**Qué hay que hacer**
Transcribe sin cambios las líneas que van desde la que contiene "tv-icon [533,345,551,363]" hasta la que contiene "side-panel-scrollbar[interactable] [786,70,801,580]", ambas incluidas.

─── Datos de entrada ───

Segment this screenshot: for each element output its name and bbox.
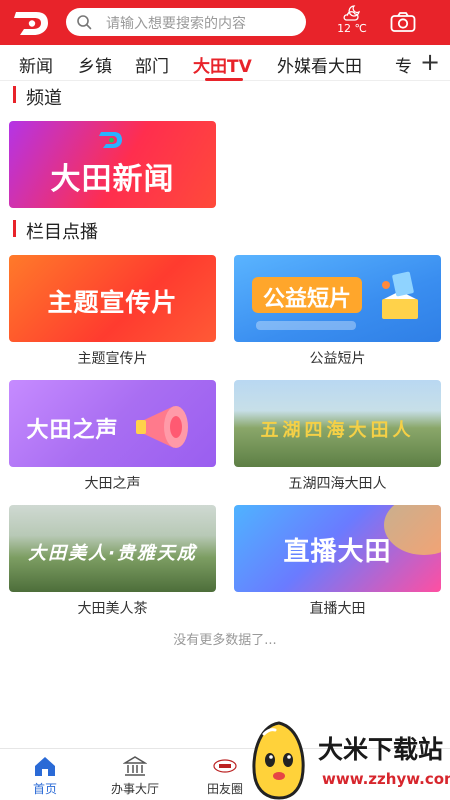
search-bar[interactable]: 请输入想要搜索的内容: [66, 8, 306, 36]
section-title-channel: 频道: [26, 88, 62, 109]
section-marker: [13, 220, 16, 237]
active-tab-indicator: [205, 78, 243, 81]
thumb-subtitle-bar: [256, 321, 356, 330]
program-label[interactable]: 五湖四海大田人: [234, 473, 441, 493]
nav-label: 首页: [32, 782, 57, 796]
program-thumb-text: 公益短片: [262, 287, 351, 312]
program-card-beauty-tea[interactable]: 大田美人·贵雅天成: [9, 505, 216, 592]
program-card-datian-people[interactable]: 五湖四海大田人: [234, 380, 441, 467]
program-label[interactable]: 直播大田: [234, 598, 441, 618]
app-logo[interactable]: [12, 8, 50, 38]
search-input[interactable]: 请输入想要搜索的内容: [106, 13, 246, 33]
tab-news[interactable]: 新闻: [19, 52, 53, 77]
program-card-datian-voice[interactable]: 大田之声: [9, 380, 216, 467]
channel-card-datian-news[interactable]: 大田新闻: [9, 121, 216, 208]
program-label[interactable]: 公益短片: [234, 348, 441, 368]
program-thumb-text: 大田美人·贵雅天成: [28, 543, 197, 564]
tab-towns[interactable]: 乡镇: [78, 52, 112, 77]
program-card-theme-promo[interactable]: 主题宣传片: [9, 255, 216, 342]
megaphone-illustration-icon: [136, 406, 188, 448]
program-card-live-datian[interactable]: 直播大田: [234, 505, 441, 592]
channel-logo-icon: [99, 132, 122, 148]
program-label[interactable]: 大田之声: [9, 473, 216, 493]
add-tab-icon[interactable]: +: [420, 48, 440, 76]
program-thumb-text: 主题宣传片: [47, 288, 178, 317]
book-illustration-icon: [382, 271, 418, 319]
nav-home[interactable]: 首页: [10, 755, 80, 797]
weather-widget[interactable]: 12 ℃: [334, 4, 370, 40]
tab-departments[interactable]: 部门: [135, 52, 169, 77]
tab-datian-tv[interactable]: 大田TV: [193, 52, 252, 77]
tab-special[interactable]: 专: [395, 52, 412, 77]
government-building-icon: [123, 756, 147, 776]
watermark-url: www.zzhyw.com: [322, 770, 450, 788]
home-icon: [35, 757, 55, 776]
no-more-data-text: 没有更多数据了...: [173, 633, 277, 648]
section-marker: [13, 86, 16, 103]
category-tabs: 新闻 乡镇 部门 大田TV 外媒看大田 专 +: [0, 45, 450, 81]
program-label[interactable]: 主题宣传片: [9, 348, 216, 368]
top-header: 请输入想要搜索的内容 12 ℃: [0, 0, 450, 45]
program-label[interactable]: 大田美人茶: [9, 598, 216, 618]
program-thumb-text: 五湖四海大田人: [260, 420, 415, 441]
program-card-public-welfare[interactable]: 公益短片: [234, 255, 441, 342]
nav-label: 办事大厅: [110, 782, 159, 796]
camera-icon[interactable]: [390, 11, 416, 33]
nav-service-hall[interactable]: 办事大厅: [100, 755, 170, 797]
tab-foreign-media[interactable]: 外媒看大田: [277, 52, 362, 77]
section-title-programs: 栏目点播: [26, 222, 98, 243]
rice-mascot-icon: [252, 721, 305, 800]
search-icon: [77, 15, 92, 30]
cloudy-night-icon: [343, 5, 360, 21]
program-thumb-text: 直播大田: [283, 537, 392, 567]
weather-temperature: 12 ℃: [337, 22, 367, 35]
site-watermark: 大米下载站 www.zzhyw.com: [244, 718, 450, 800]
watermark-title: 大米下载站: [318, 735, 444, 764]
channel-name: 大田新闻: [50, 162, 175, 197]
tianyouquan-badge-icon: [213, 759, 237, 773]
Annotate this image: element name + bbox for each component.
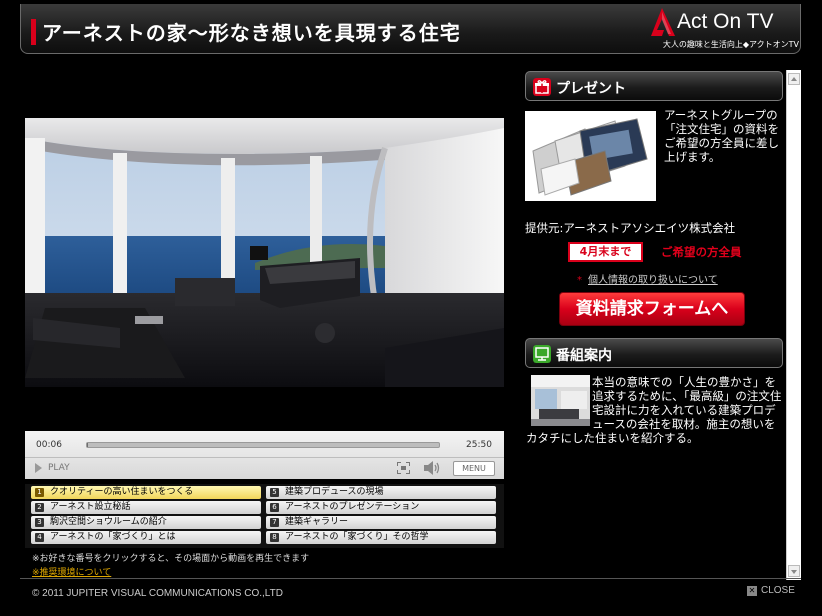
tv-icon [533,345,551,363]
chapter-label: クオリティーの高い住まいをつくる [50,487,194,497]
video-frame[interactable] [25,118,504,387]
volume-icon[interactable] [424,461,440,475]
footer-divider [20,578,801,579]
gift-icon [533,78,551,96]
brochure-image [525,111,656,201]
chapter-item[interactable]: 2 アーネスト設立秘話 [31,501,261,514]
program-section-header: 番組案内 [525,338,783,368]
program-heading: 番組案内 [556,348,612,364]
controls-divider [25,457,504,458]
current-time: 00:06 [36,440,62,450]
present-section-header: プレゼント [525,71,783,101]
deadline-badge: 4月末まで [568,242,643,262]
side-panel-scrollbar[interactable] [786,70,801,580]
header-bar: アーネストの家〜形なき想いを具現する住宅 Act On TV 大人の趣味と生活向… [20,4,801,54]
copyright: © 2011 JUPITER VISUAL COMMUNICATIONS CO.… [32,588,283,599]
page-title: アーネストの家〜形なき想いを具現する住宅 [42,21,461,45]
seek-bar-progress [87,443,89,447]
chapter-item[interactable]: 3 駒沢空間ショウルームの紹介 [31,516,261,529]
present-description: アーネストグループの「注文住宅」の資料をご希望の方全員に差し上げます。 [664,108,779,164]
duration: 25:50 [466,440,492,450]
eligibility-text: ご希望の方全員 [661,245,742,259]
chapter-label: 建築ギャラリー [285,517,349,527]
recommended-environment-link[interactable]: ※推奨環境について [32,565,111,578]
thumbnail-spacer [526,375,592,426]
chapter-label: 建築プロデュースの現場 [285,487,384,497]
chapter-label: アーネストのプレゼンテーション [285,502,420,512]
scroll-down-icon[interactable] [788,565,800,577]
chapter-note: ※お好きな番号をクリックすると、その場面から動画を再生できます [32,554,310,564]
act-on-tv-logo[interactable]: Act On TV 大人の趣味と生活向上◆アクトオンTV [649,8,799,50]
side-panel: プレゼント アーネストグループの「注文住宅」の資料をご希望の方全員に差し上げます… [522,70,786,580]
privacy-policy-link[interactable]: 個人情報の取り扱いについて [588,275,718,286]
chapter-item[interactable]: 7 建築ギャラリー [266,516,496,529]
act-on-tv-logo-icon [651,8,675,36]
video-still-living-room [25,118,504,387]
chapter-list: 1 クオリティーの高い住まいをつくる 2 アーネスト設立秘話 3 駒沢空間ショウルーム… [25,484,504,548]
chapter-item[interactable]: 8 アーネストの「家づくり」その哲学 [266,531,496,544]
chapter-label: アーネストの「家づくり」とは [50,532,176,542]
fullscreen-icon[interactable] [397,462,410,474]
play-button[interactable]: PLAY [35,463,70,473]
privacy-policy: * 個人情報の取り扱いについて [577,271,718,286]
close-label: CLOSE [761,585,795,596]
present-heading: プレゼント [556,81,626,97]
chapter-label: アーネストの「家づくり」その哲学 [285,532,429,542]
privacy-mark: * [577,275,582,286]
video-letterbox [25,387,504,431]
chapter-item[interactable]: 5 建築プロデュースの現場 [266,486,496,499]
program-description-wrap: 本当の意味での「人生の豊かさ」を追求するために、「最高級」の注文住宅設計に力を入… [526,375,782,445]
chapter-label: アーネスト設立秘話 [50,502,131,512]
play-icon [35,463,42,473]
chapter-label: 駒沢空間ショウルームの紹介 [50,517,167,527]
chapter-item[interactable]: 4 アーネストの「家づくり」とは [31,531,261,544]
play-label: PLAY [48,463,70,473]
player-controls: 00:06 25:50 PLAY MENU [25,431,504,479]
menu-button[interactable]: MENU [453,461,495,476]
close-button[interactable]: ✕ CLOSE [747,585,795,596]
logo-tagline: 大人の趣味と生活向上◆アクトオンTV [662,40,799,49]
title-accent-bar [31,19,36,45]
chapter-item[interactable]: 1 クオリティーの高い住まいをつくる [31,486,261,499]
provider: 提供元:アーネストアソシエイツ株式会社 [525,221,736,235]
request-form-button[interactable]: 資料請求フォームへ [559,292,745,326]
chapter-item[interactable]: 6 アーネストのプレゼンテーション [266,501,496,514]
close-icon: ✕ [747,585,757,596]
scroll-up-icon[interactable] [788,73,800,85]
logo-text: Act On TV [677,10,774,33]
seek-bar[interactable] [86,442,440,448]
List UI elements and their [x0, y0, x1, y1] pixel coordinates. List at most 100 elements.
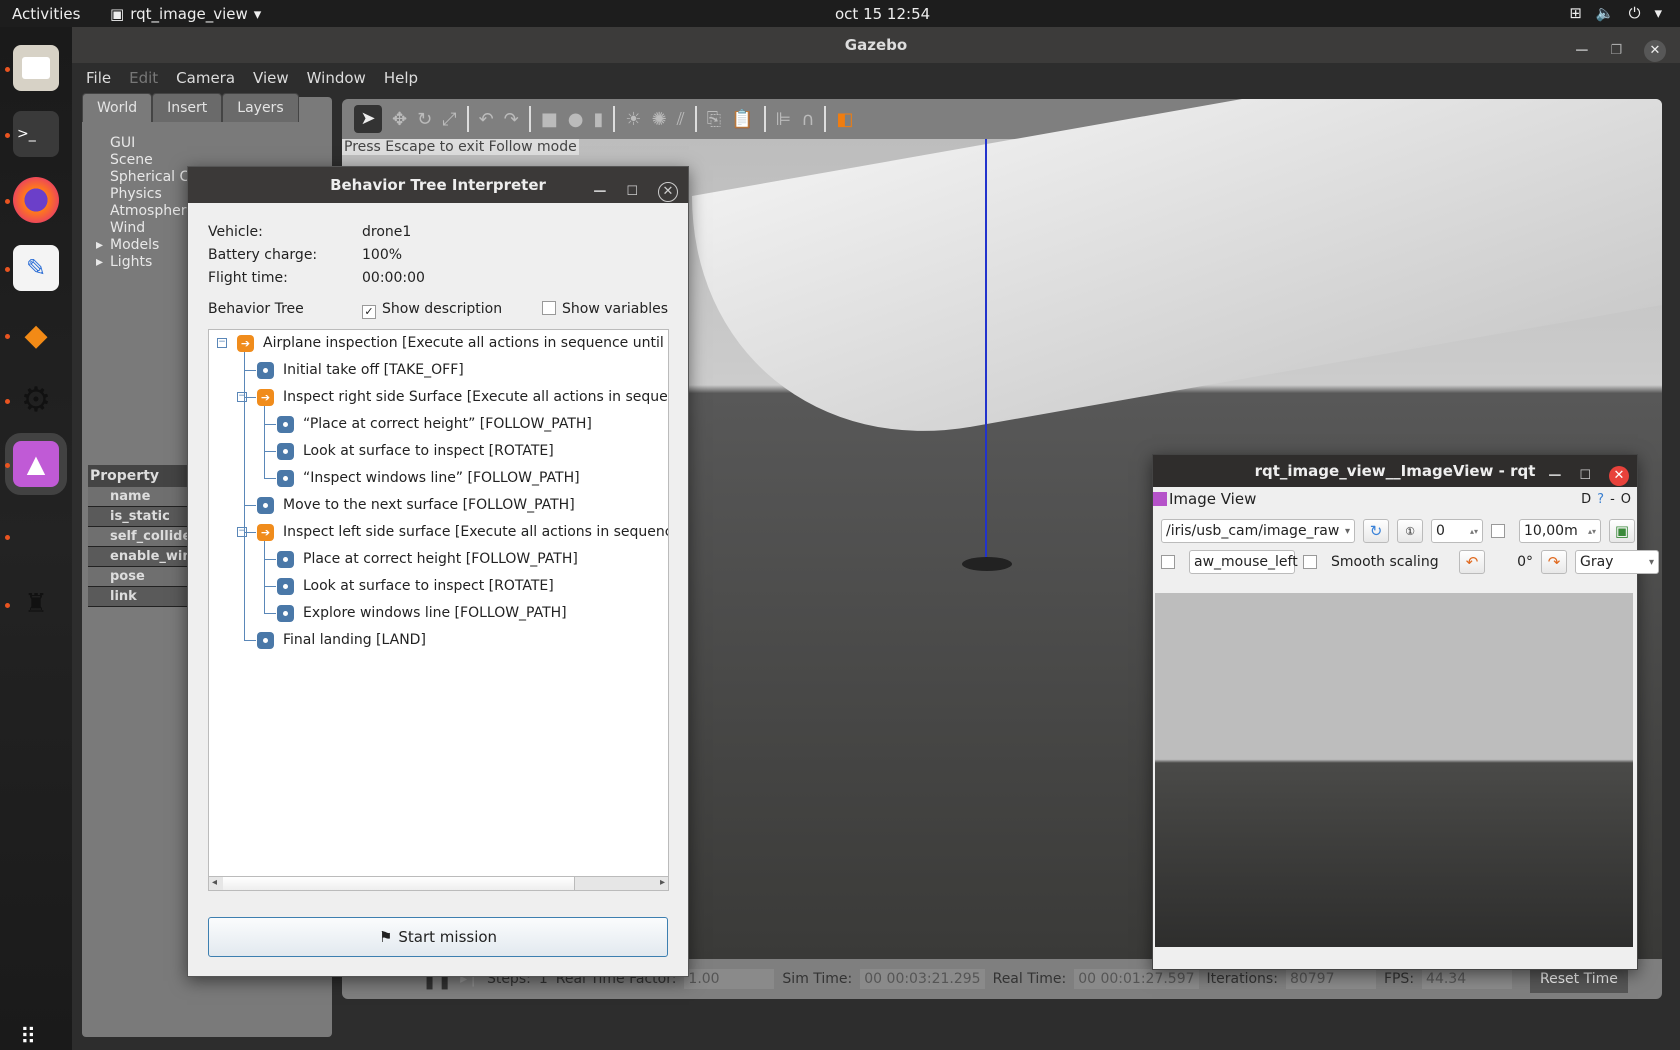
scroll-right-icon[interactable]: ▸: [660, 877, 665, 888]
menu-help[interactable]: Help: [384, 69, 418, 87]
mouse-topic-input[interactable]: aw_mouse_left: [1189, 550, 1298, 574]
tree-node-action[interactable]: Move to the next surface [FOLLOW_PATH]: [257, 492, 575, 518]
tree-node-action[interactable]: Place at correct height [FOLLOW_PATH]: [277, 546, 578, 572]
tree-node-action[interactable]: Explore windows line [FOLLOW_PATH]: [277, 600, 567, 626]
snap-icon[interactable]: ∩: [801, 109, 814, 130]
paste-icon[interactable]: 📋: [731, 109, 753, 130]
scale-mode-icon[interactable]: ⤢: [442, 109, 456, 130]
mouse-topic-value: aw_mouse_left: [1194, 554, 1298, 570]
tab-world[interactable]: World: [82, 93, 153, 122]
dynamic-range-checkbox[interactable]: [1491, 524, 1505, 538]
cylinder-shape-icon[interactable]: ▮: [594, 109, 604, 130]
files-icon[interactable]: [13, 45, 59, 91]
refresh-topics-button[interactable]: ↻: [1363, 519, 1389, 543]
clock[interactable]: oct 15 12:54: [835, 5, 930, 23]
menu-edit[interactable]: Edit: [129, 69, 158, 87]
menu-camera[interactable]: Camera: [176, 69, 235, 87]
zoom-1-button[interactable]: ①: [1397, 519, 1423, 543]
max-distance-input[interactable]: 10,00m ▴▾: [1519, 519, 1601, 543]
tree-connector: [264, 424, 276, 425]
image-viewer-icon[interactable]: ▲: [5, 433, 67, 495]
app-menu[interactable]: ▣ rqt_image_view ▾: [110, 5, 261, 23]
settings-gears-icon[interactable]: ⚙: [13, 377, 59, 423]
menu-view[interactable]: View: [253, 69, 289, 87]
ros-icon[interactable]: ♜: [13, 581, 59, 627]
tree-node-action[interactable]: “Inspect windows line” [FOLLOW_PATH]: [277, 465, 580, 491]
rotation-value: 0°: [1517, 554, 1533, 570]
directional-light-icon[interactable]: ⫽: [677, 109, 685, 130]
menu-file[interactable]: File: [86, 69, 111, 87]
restore-icon[interactable]: ❐: [1610, 33, 1622, 69]
rotate-mode-icon[interactable]: ↻: [417, 109, 432, 130]
system-tray[interactable]: ⊞ 🔈 ⏻ ▾: [1569, 4, 1662, 22]
collapse-toggle-icon[interactable]: −: [217, 338, 227, 348]
tab-insert[interactable]: Insert: [152, 93, 223, 122]
tree-node-label: Final landing [LAND]: [283, 632, 426, 648]
gazebo-icon[interactable]: ◆: [13, 312, 59, 358]
mouse-publish-checkbox[interactable]: [1161, 555, 1175, 569]
redo-icon[interactable]: ↷: [504, 109, 519, 130]
toolbar-separator: [824, 106, 827, 132]
save-image-button[interactable]: ▣: [1609, 519, 1635, 543]
tree-node-action[interactable]: Look at surface to inspect [ROTATE]: [277, 438, 554, 464]
rotate-left-button[interactable]: ↶: [1459, 550, 1485, 574]
tree-node-sequence[interactable]: ➔ Inspect left side surface [Execute all …: [257, 519, 668, 545]
text-editor-icon[interactable]: ✎: [13, 245, 59, 291]
spin-box[interactable]: 0 ▴▾: [1431, 519, 1483, 543]
align-icon[interactable]: ⊫: [776, 109, 792, 130]
drone-model[interactable]: [962, 557, 1012, 571]
terminal-icon[interactable]: >_: [13, 111, 59, 157]
scroll-left-icon[interactable]: ◂: [212, 877, 217, 888]
camera-image[interactable]: [1155, 593, 1633, 947]
rotate-right-button[interactable]: ↷: [1541, 550, 1567, 574]
firefox-icon[interactable]: [13, 177, 59, 223]
tree-node-sequence[interactable]: ➔ Airplane inspection [Execute all action…: [237, 330, 668, 356]
undo-icon[interactable]: ↶: [479, 109, 494, 130]
spin-arrows-icon[interactable]: ▴▾: [1470, 527, 1478, 536]
sphere-shape-icon[interactable]: ●: [568, 109, 584, 130]
view-angle-icon[interactable]: ◧: [836, 109, 853, 130]
translate-mode-icon[interactable]: ✥: [392, 109, 407, 130]
activities-button[interactable]: Activities: [12, 5, 80, 23]
minimize-icon[interactable]: —: [593, 174, 606, 210]
toolbar-separator: [466, 106, 469, 132]
maximize-icon[interactable]: ☐: [626, 174, 638, 210]
point-light-icon[interactable]: ☀: [625, 109, 641, 130]
horizontal-scrollbar[interactable]: ◂ ▸: [209, 876, 668, 890]
tab-layers[interactable]: Layers: [222, 93, 299, 122]
spot-light-icon[interactable]: ✺: [652, 109, 667, 130]
start-mission-button[interactable]: ⚑ Start mission: [208, 917, 668, 957]
tree-item-gui[interactable]: GUI: [110, 135, 264, 152]
show-apps-icon[interactable]: ⠿: [20, 1025, 36, 1050]
close-icon[interactable]: ✕: [1644, 40, 1666, 62]
close-plugin-icon[interactable]: O: [1621, 492, 1631, 507]
action-dot-icon: [277, 550, 294, 568]
minimize-icon[interactable]: —: [1575, 33, 1588, 69]
behavior-tree-view[interactable]: ◂ ▸ ➔ Airplane inspection [Execute all ac…: [208, 329, 669, 891]
close-icon[interactable]: ✕: [1609, 466, 1629, 486]
topic-select[interactable]: /iris/usb_cam/image_raw ▾: [1161, 519, 1355, 543]
show-description-checkbox[interactable]: ✓ Show description: [362, 301, 542, 319]
close-icon[interactable]: ✕: [658, 182, 678, 202]
scrollbar-thumb[interactable]: [223, 877, 575, 890]
select-mode-icon[interactable]: ➤: [354, 105, 382, 133]
action-dot-icon: [277, 469, 294, 487]
checkbox-unchecked[interactable]: [542, 301, 556, 315]
dock-icon[interactable]: D: [1581, 492, 1591, 507]
tree-node-action[interactable]: Look at surface to inspect [ROTATE]: [277, 573, 554, 599]
copy-icon[interactable]: ⎘: [707, 109, 721, 130]
show-variables-checkbox[interactable]: Show variables: [542, 301, 668, 319]
checkbox-checked[interactable]: ✓: [362, 305, 376, 319]
minimize-plugin-icon[interactable]: -: [1610, 492, 1615, 507]
tree-node-action[interactable]: Final landing [LAND]: [257, 627, 426, 653]
tree-node-sequence[interactable]: ➔ Inspect right side Surface [Execute all…: [257, 384, 668, 410]
help-icon[interactable]: ?: [1597, 492, 1604, 507]
color-scheme-select[interactable]: Gray ▾: [1575, 550, 1659, 574]
tree-connector: [244, 640, 256, 641]
menu-window[interactable]: Window: [307, 69, 366, 87]
tree-node-action[interactable]: Initial take off [TAKE_OFF]: [257, 357, 464, 383]
smooth-scaling-checkbox[interactable]: [1303, 555, 1317, 569]
spin-arrows-icon[interactable]: ▴▾: [1588, 527, 1596, 536]
tree-node-action[interactable]: “Place at correct height” [FOLLOW_PATH]: [277, 411, 592, 437]
box-shape-icon[interactable]: ■: [541, 109, 558, 130]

───

**Resultado**
tv-icon [533,345,551,363]
chapter-label: クオリティーの高い住まいをつくる [50,487,194,497]
video-frame[interactable] [25,118,504,387]
volume-icon[interactable] [424,461,440,475]
footer-divider [20,578,801,579]
gift-icon [533,78,551,96]
brochure-image [525,111,656,201]
chapter-item[interactable]: 2 アーネスト設立秘話 [31,501,261,514]
program-section-header: 番組案内 [525,338,783,368]
program-heading: 番組案内 [556,348,612,364]
controls-divider [25,457,504,458]
current-time: 00:06 [36,440,62,450]
present-section-header: プレゼント [525,71,783,101]
deadline-badge: 4月末まで [568,242,643,262]
side-panel-scrollbar[interactable] [786,70,801,580]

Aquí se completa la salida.